**Task objective:**
List every line in this data where the string "room" occurs.

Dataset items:
>>>>>

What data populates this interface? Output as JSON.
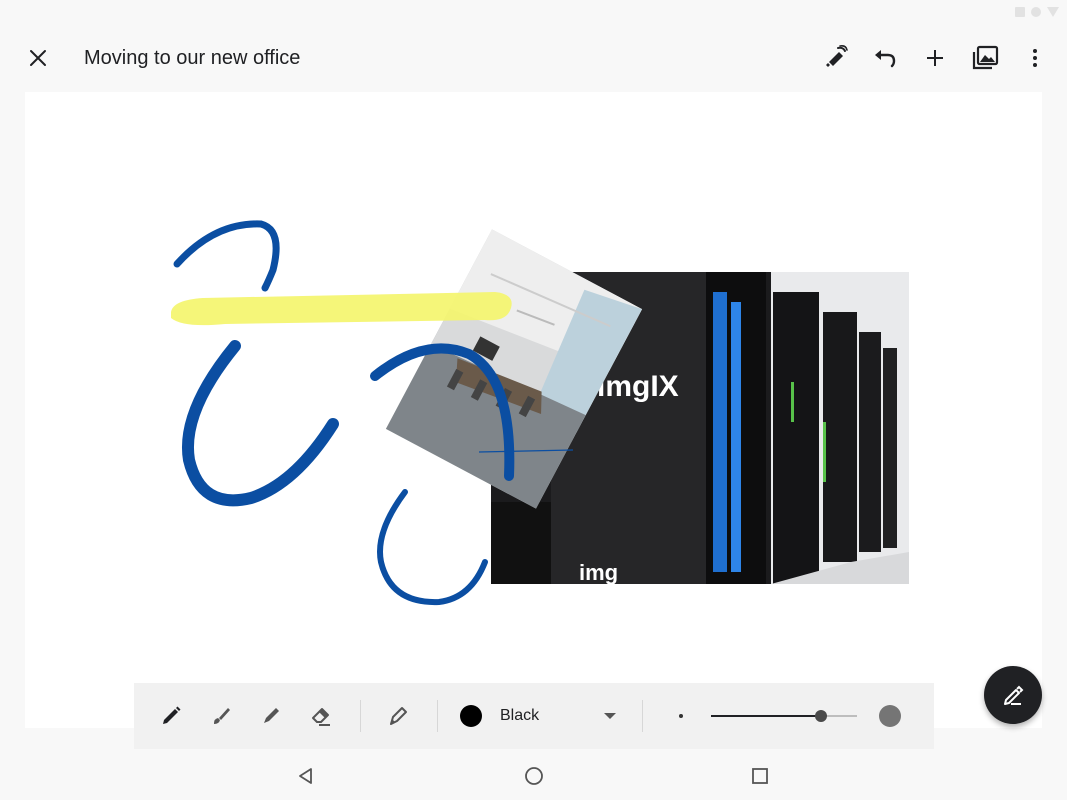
{
  "app_bar": {
    "title": "Moving to our new office",
    "icons": {
      "close": "close-icon",
      "pen_mode": "stylus-pen-icon",
      "undo": "undo-icon",
      "add": "add-icon",
      "images": "image-library-icon",
      "more": "more-vert-icon"
    }
  },
  "canvas": {
    "photos": [
      {
        "name": "server-room-photo",
        "sign_text": "imgIX",
        "sign_text_bottom": "img"
      },
      {
        "name": "conference-room-photo"
      }
    ],
    "ink_colors": {
      "blue": "#0b4ea2",
      "highlighter": "#f4f56a"
    }
  },
  "toolbar": {
    "tools": [
      {
        "name": "pen-tool",
        "icon": "pen-icon"
      },
      {
        "name": "brush-tool",
        "icon": "brush-icon"
      },
      {
        "name": "marker-tool",
        "icon": "marker-icon"
      },
      {
        "name": "eraser-tool",
        "icon": "eraser-icon"
      },
      {
        "name": "highlighter-tool",
        "icon": "highlighter-icon"
      }
    ],
    "color": {
      "label": "Black",
      "value": "#000000"
    },
    "stroke_size": 0.75
  },
  "fab": {
    "icon": "edit-pen-icon"
  },
  "nav": {
    "back": "back-icon",
    "home": "home-icon",
    "recents": "recents-icon"
  }
}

<<<<<

**Full output:**
        "name": "server-room-photo",
        "name": "conference-room-photo"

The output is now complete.